Task to carry out
Give every line of the data again, unchanged, but with no pictures.

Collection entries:
================================
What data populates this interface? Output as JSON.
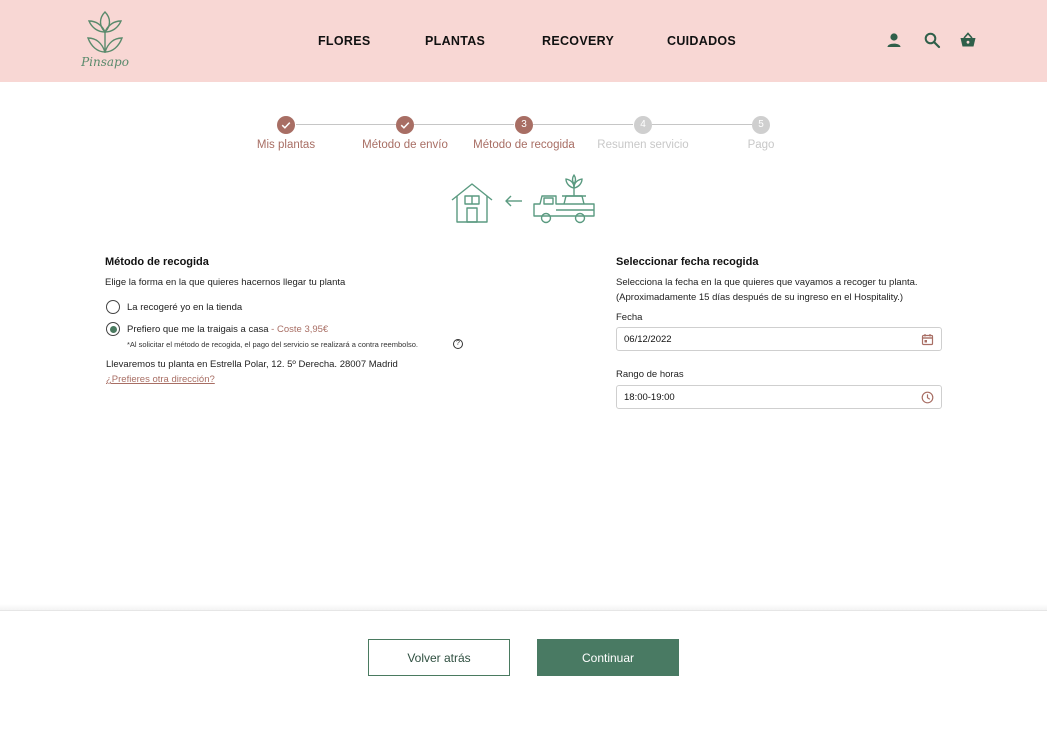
{
  "brand": {
    "name": "Pinsapo"
  },
  "nav": {
    "items": [
      {
        "label": "FLORES"
      },
      {
        "label": "PLANTAS"
      },
      {
        "label": "RECOVERY"
      },
      {
        "label": "CUIDADOS"
      }
    ]
  },
  "header_icons": [
    "user-icon",
    "search-icon",
    "basket-icon"
  ],
  "stepper": {
    "steps": [
      {
        "number": "1",
        "label": "Mis plantas",
        "status": "done"
      },
      {
        "number": "2",
        "label": "Método de envío",
        "status": "done"
      },
      {
        "number": "3",
        "label": "Método de recogida",
        "status": "current"
      },
      {
        "number": "4",
        "label": "Resumen servicio",
        "status": "pending"
      },
      {
        "number": "5",
        "label": "Pago",
        "status": "pending"
      }
    ]
  },
  "pickup": {
    "title": "Método de recogida",
    "subtitle": "Elige la forma en la que quieres hacernos llegar  tu planta",
    "option1": "La recogeré yo en la tienda",
    "option2": "Prefiero que me la traigais a casa",
    "option2_sep": " - ",
    "option2_cost": "Coste 3,95€",
    "note": "*Al solicitar el método de recogida, el pago del servicio se realizará a contra reembolso.",
    "help_glyph": "?",
    "address": "Llevaremos tu planta en Estrella Polar, 12. 5º Derecha. 28007 Madrid",
    "change_link": "¿Prefieres otra dirección?"
  },
  "schedule": {
    "title": "Seleccionar fecha recogida",
    "desc1": "Selecciona la fecha en la que quieres que vayamos a recoger tu planta.",
    "desc2": "(Aproximadamente 15 días después de su ingreso en el Hospitality.)",
    "date_label": "Fecha",
    "date_value": "06/12/2022",
    "hours_label": "Rango de horas",
    "hours_value": "18:00-19:00"
  },
  "footer": {
    "back": "Volver atrás",
    "continue": "Continuar"
  },
  "colors": {
    "header_bg": "#f8d7d4",
    "accent_rose": "#a86e64",
    "accent_green": "#497a63",
    "pending_grey": "#cfcfcf"
  }
}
================================
Full response
What data populates this interface? Output as JSON.
{
  "brand": {
    "name": "Pinsapo"
  },
  "nav": {
    "items": [
      {
        "label": "FLORES"
      },
      {
        "label": "PLANTAS"
      },
      {
        "label": "RECOVERY"
      },
      {
        "label": "CUIDADOS"
      }
    ]
  },
  "header_icons": [
    "user-icon",
    "search-icon",
    "basket-icon"
  ],
  "stepper": {
    "steps": [
      {
        "number": "1",
        "label": "Mis plantas",
        "status": "done"
      },
      {
        "number": "2",
        "label": "Método de envío",
        "status": "done"
      },
      {
        "number": "3",
        "label": "Método de recogida",
        "status": "current"
      },
      {
        "number": "4",
        "label": "Resumen servicio",
        "status": "pending"
      },
      {
        "number": "5",
        "label": "Pago",
        "status": "pending"
      }
    ]
  },
  "pickup": {
    "title": "Método de recogida",
    "subtitle": "Elige la forma en la que quieres hacernos llegar  tu planta",
    "option1": "La recogeré yo en la tienda",
    "option2": "Prefiero que me la traigais a casa",
    "option2_sep": " - ",
    "option2_cost": "Coste 3,95€",
    "note": "*Al solicitar el método de recogida, el pago del servicio se realizará a contra reembolso.",
    "help_glyph": "?",
    "address": "Llevaremos tu planta en Estrella Polar, 12. 5º Derecha. 28007 Madrid",
    "change_link": "¿Prefieres otra dirección?"
  },
  "schedule": {
    "title": "Seleccionar fecha recogida",
    "desc1": "Selecciona la fecha en la que quieres que vayamos a recoger tu planta.",
    "desc2": "(Aproximadamente 15 días después de su ingreso en el Hospitality.)",
    "date_label": "Fecha",
    "date_value": "06/12/2022",
    "hours_label": "Rango de horas",
    "hours_value": "18:00-19:00"
  },
  "footer": {
    "back": "Volver atrás",
    "continue": "Continuar"
  },
  "colors": {
    "header_bg": "#f8d7d4",
    "accent_rose": "#a86e64",
    "accent_green": "#497a63",
    "pending_grey": "#cfcfcf"
  }
}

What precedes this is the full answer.